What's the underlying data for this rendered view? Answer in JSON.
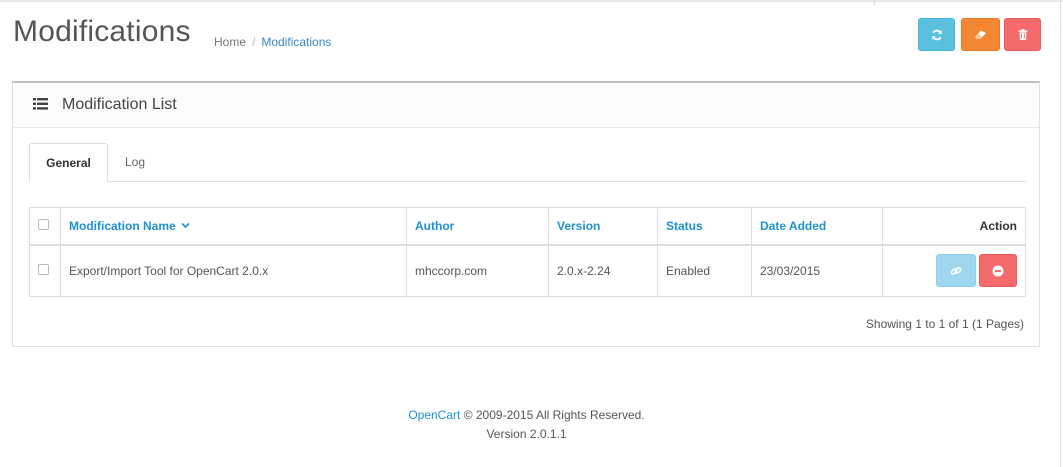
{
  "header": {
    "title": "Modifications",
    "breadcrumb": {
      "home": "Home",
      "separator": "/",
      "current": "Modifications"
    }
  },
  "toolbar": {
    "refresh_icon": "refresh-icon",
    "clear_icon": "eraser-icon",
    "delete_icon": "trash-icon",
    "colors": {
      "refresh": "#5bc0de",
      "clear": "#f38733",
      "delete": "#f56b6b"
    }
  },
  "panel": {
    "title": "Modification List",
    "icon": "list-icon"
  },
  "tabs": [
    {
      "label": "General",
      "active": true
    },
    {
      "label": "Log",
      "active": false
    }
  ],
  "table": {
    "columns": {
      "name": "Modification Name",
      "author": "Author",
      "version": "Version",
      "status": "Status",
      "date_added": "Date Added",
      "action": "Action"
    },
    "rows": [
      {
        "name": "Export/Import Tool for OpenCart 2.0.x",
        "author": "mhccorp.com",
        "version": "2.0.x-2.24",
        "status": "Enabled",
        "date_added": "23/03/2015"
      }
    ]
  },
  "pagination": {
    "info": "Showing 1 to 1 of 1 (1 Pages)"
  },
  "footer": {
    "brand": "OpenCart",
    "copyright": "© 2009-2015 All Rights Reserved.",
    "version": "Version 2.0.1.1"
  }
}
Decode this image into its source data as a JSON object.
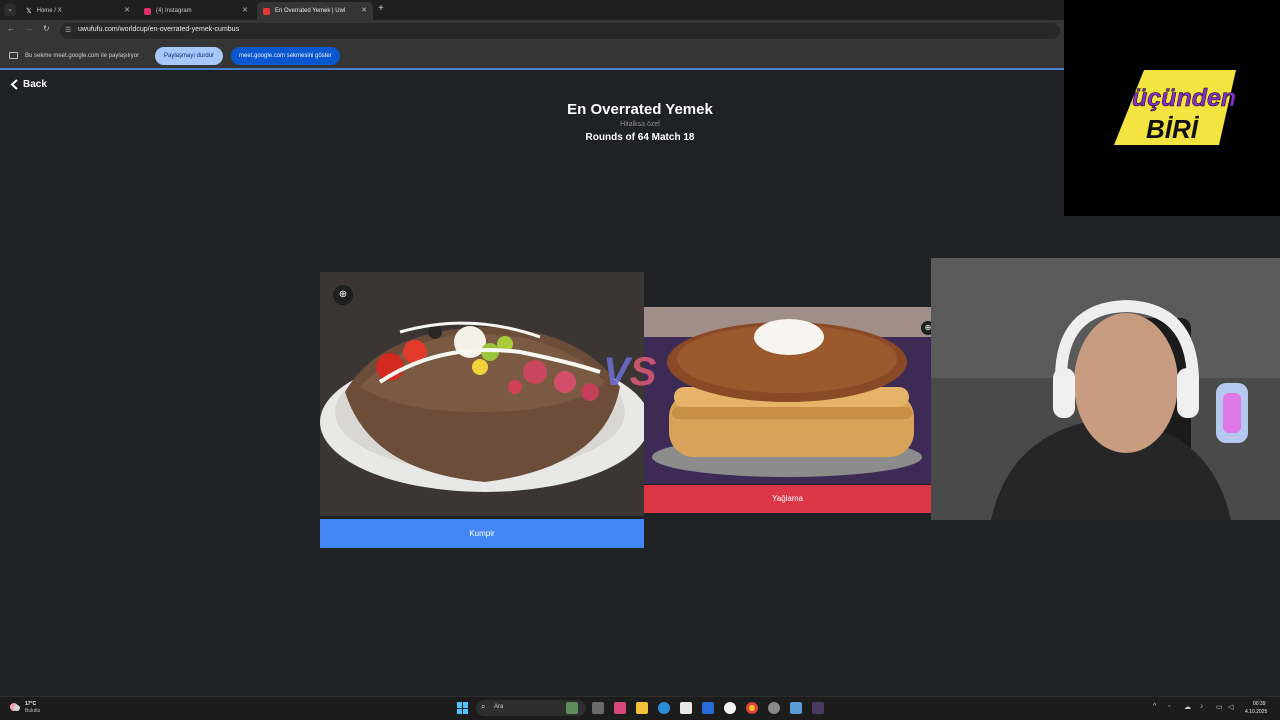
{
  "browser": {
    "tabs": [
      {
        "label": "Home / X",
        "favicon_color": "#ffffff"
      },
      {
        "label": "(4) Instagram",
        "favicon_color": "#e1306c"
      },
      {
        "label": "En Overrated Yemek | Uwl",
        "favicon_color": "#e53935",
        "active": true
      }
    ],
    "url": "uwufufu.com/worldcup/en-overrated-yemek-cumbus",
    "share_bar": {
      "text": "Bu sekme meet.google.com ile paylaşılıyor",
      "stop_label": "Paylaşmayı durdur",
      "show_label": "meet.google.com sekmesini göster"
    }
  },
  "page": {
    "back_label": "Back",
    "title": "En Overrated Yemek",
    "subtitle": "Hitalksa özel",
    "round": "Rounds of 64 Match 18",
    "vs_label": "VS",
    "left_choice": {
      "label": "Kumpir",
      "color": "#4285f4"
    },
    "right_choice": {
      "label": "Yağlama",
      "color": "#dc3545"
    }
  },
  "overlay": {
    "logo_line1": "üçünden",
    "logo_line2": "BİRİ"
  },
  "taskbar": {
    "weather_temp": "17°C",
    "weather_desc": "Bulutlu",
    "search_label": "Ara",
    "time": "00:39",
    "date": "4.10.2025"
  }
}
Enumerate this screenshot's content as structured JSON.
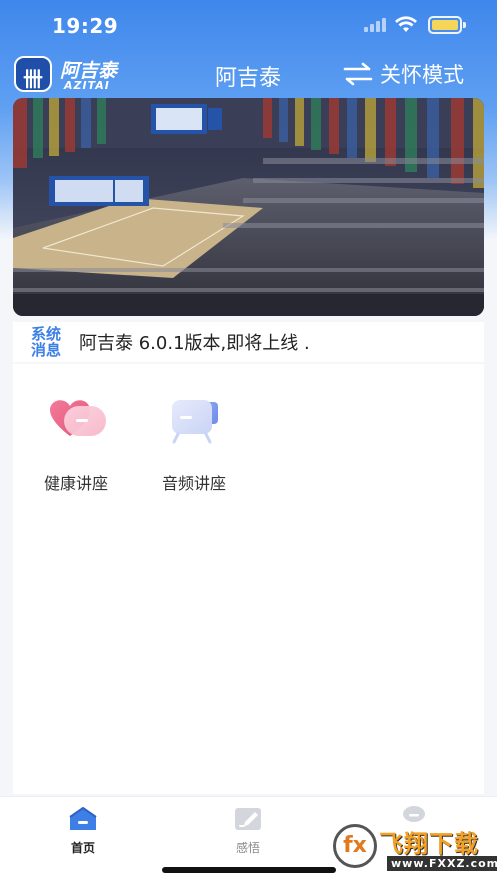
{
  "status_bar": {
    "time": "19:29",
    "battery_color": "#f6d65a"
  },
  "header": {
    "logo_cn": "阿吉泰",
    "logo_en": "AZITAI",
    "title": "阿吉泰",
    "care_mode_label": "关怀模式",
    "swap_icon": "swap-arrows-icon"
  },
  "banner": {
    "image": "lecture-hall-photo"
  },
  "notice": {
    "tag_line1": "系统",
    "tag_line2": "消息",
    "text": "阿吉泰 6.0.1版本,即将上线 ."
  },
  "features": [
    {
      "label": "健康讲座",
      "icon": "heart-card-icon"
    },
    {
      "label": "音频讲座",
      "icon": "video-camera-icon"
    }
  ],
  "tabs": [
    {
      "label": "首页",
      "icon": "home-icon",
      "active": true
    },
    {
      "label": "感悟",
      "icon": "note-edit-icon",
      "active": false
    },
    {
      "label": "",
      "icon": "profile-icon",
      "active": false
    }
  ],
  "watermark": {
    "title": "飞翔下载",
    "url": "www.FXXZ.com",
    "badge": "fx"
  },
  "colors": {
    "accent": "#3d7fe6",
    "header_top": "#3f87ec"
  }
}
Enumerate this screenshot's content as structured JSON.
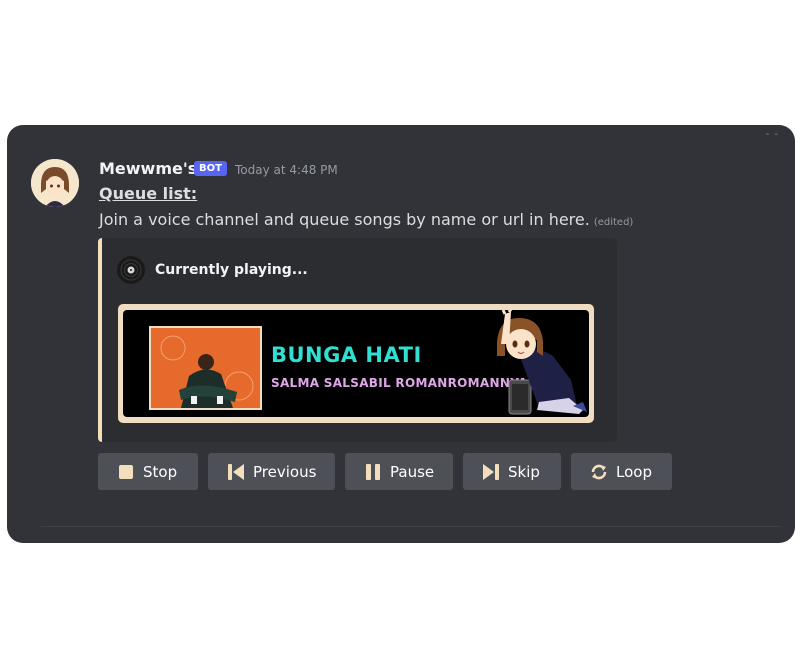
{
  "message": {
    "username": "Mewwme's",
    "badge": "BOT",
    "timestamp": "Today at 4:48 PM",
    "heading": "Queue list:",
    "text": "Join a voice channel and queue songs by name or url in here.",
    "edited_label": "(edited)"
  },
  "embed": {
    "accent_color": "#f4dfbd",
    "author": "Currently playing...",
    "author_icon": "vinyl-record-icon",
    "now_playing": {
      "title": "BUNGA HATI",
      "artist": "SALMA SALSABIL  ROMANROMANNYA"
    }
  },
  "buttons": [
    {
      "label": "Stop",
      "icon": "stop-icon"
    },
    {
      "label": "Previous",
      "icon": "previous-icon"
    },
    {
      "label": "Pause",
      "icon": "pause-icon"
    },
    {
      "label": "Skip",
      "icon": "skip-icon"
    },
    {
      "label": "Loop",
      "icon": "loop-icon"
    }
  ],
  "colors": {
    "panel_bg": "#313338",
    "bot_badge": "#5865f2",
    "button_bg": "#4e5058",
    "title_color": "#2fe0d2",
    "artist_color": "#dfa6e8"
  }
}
---------------
* _Aim_
Print each line of the material above exactly, with the pictures removed from your copy.

* _Problem solution_
What's the underlying data for this rendered view? Answer in JSON.
{
  "header": {
    "title": "Modifications",
    "breadcrumb": {
      "home": "Home",
      "separator": "/",
      "current": "Modifications"
    }
  },
  "toolbar": {
    "refresh_icon": "refresh-icon",
    "clear_icon": "eraser-icon",
    "delete_icon": "trash-icon",
    "colors": {
      "refresh": "#5bc0de",
      "clear": "#f38733",
      "delete": "#f56b6b"
    }
  },
  "panel": {
    "title": "Modification List",
    "icon": "list-icon"
  },
  "tabs": [
    {
      "label": "General",
      "active": true
    },
    {
      "label": "Log",
      "active": false
    }
  ],
  "table": {
    "columns": {
      "name": "Modification Name",
      "author": "Author",
      "version": "Version",
      "status": "Status",
      "date_added": "Date Added",
      "action": "Action"
    },
    "rows": [
      {
        "name": "Export/Import Tool for OpenCart 2.0.x",
        "author": "mhccorp.com",
        "version": "2.0.x-2.24",
        "status": "Enabled",
        "date_added": "23/03/2015"
      }
    ]
  },
  "pagination": {
    "info": "Showing 1 to 1 of 1 (1 Pages)"
  },
  "footer": {
    "brand": "OpenCart",
    "copyright": "© 2009-2015 All Rights Reserved.",
    "version": "Version 2.0.1.1"
  }
}
Decode this image into its source data as a JSON object.
{
  "browser": {
    "tabs": [
      {
        "label": "Home / X",
        "favicon_color": "#ffffff"
      },
      {
        "label": "(4) Instagram",
        "favicon_color": "#e1306c"
      },
      {
        "label": "En Overrated Yemek | Uwl",
        "favicon_color": "#e53935",
        "active": true
      }
    ],
    "url": "uwufufu.com/worldcup/en-overrated-yemek-cumbus",
    "share_bar": {
      "text": "Bu sekme meet.google.com ile paylaşılıyor",
      "stop_label": "Paylaşmayı durdur",
      "show_label": "meet.google.com sekmesini göster"
    }
  },
  "page": {
    "back_label": "Back",
    "title": "En Overrated Yemek",
    "subtitle": "Hitalksa özel",
    "round": "Rounds of 64 Match 18",
    "vs_label": "VS",
    "left_choice": {
      "label": "Kumpir",
      "color": "#4285f4"
    },
    "right_choice": {
      "label": "Yağlama",
      "color": "#dc3545"
    }
  },
  "overlay": {
    "logo_line1": "üçünden",
    "logo_line2": "BİRİ"
  },
  "taskbar": {
    "weather_temp": "17°C",
    "weather_desc": "Bulutlu",
    "search_label": "Ara",
    "time": "00:39",
    "date": "4.10.2025"
  }
}
Enumerate this screenshot's content as structured JSON.
{
  "status_bar": {
    "time": "19:29",
    "battery_color": "#f6d65a"
  },
  "header": {
    "logo_cn": "阿吉泰",
    "logo_en": "AZITAI",
    "title": "阿吉泰",
    "care_mode_label": "关怀模式",
    "swap_icon": "swap-arrows-icon"
  },
  "banner": {
    "image": "lecture-hall-photo"
  },
  "notice": {
    "tag_line1": "系统",
    "tag_line2": "消息",
    "text": "阿吉泰 6.0.1版本,即将上线 ."
  },
  "features": [
    {
      "label": "健康讲座",
      "icon": "heart-card-icon"
    },
    {
      "label": "音频讲座",
      "icon": "video-camera-icon"
    }
  ],
  "tabs": [
    {
      "label": "首页",
      "icon": "home-icon",
      "active": true
    },
    {
      "label": "感悟",
      "icon": "note-edit-icon",
      "active": false
    },
    {
      "label": "",
      "icon": "profile-icon",
      "active": false
    }
  ],
  "watermark": {
    "title": "飞翔下载",
    "url": "www.FXXZ.com",
    "badge": "fx"
  },
  "colors": {
    "accent": "#3d7fe6",
    "header_top": "#3f87ec"
  }
}
Enumerate this screenshot's content as structured JSON.
{
  "message": {
    "username": "Mewwme's",
    "badge": "BOT",
    "timestamp": "Today at 4:48 PM",
    "heading": "Queue list:",
    "text": "Join a voice channel and queue songs by name or url in here.",
    "edited_label": "(edited)"
  },
  "embed": {
    "accent_color": "#f4dfbd",
    "author": "Currently playing...",
    "author_icon": "vinyl-record-icon",
    "now_playing": {
      "title": "BUNGA HATI",
      "artist": "SALMA SALSABIL  ROMANROMANNYA"
    }
  },
  "buttons": [
    {
      "label": "Stop",
      "icon": "stop-icon"
    },
    {
      "label": "Previous",
      "icon": "previous-icon"
    },
    {
      "label": "Pause",
      "icon": "pause-icon"
    },
    {
      "label": "Skip",
      "icon": "skip-icon"
    },
    {
      "label": "Loop",
      "icon": "loop-icon"
    }
  ],
  "colors": {
    "panel_bg": "#313338",
    "bot_badge": "#5865f2",
    "button_bg": "#4e5058",
    "title_color": "#2fe0d2",
    "artist_color": "#dfa6e8"
  }
}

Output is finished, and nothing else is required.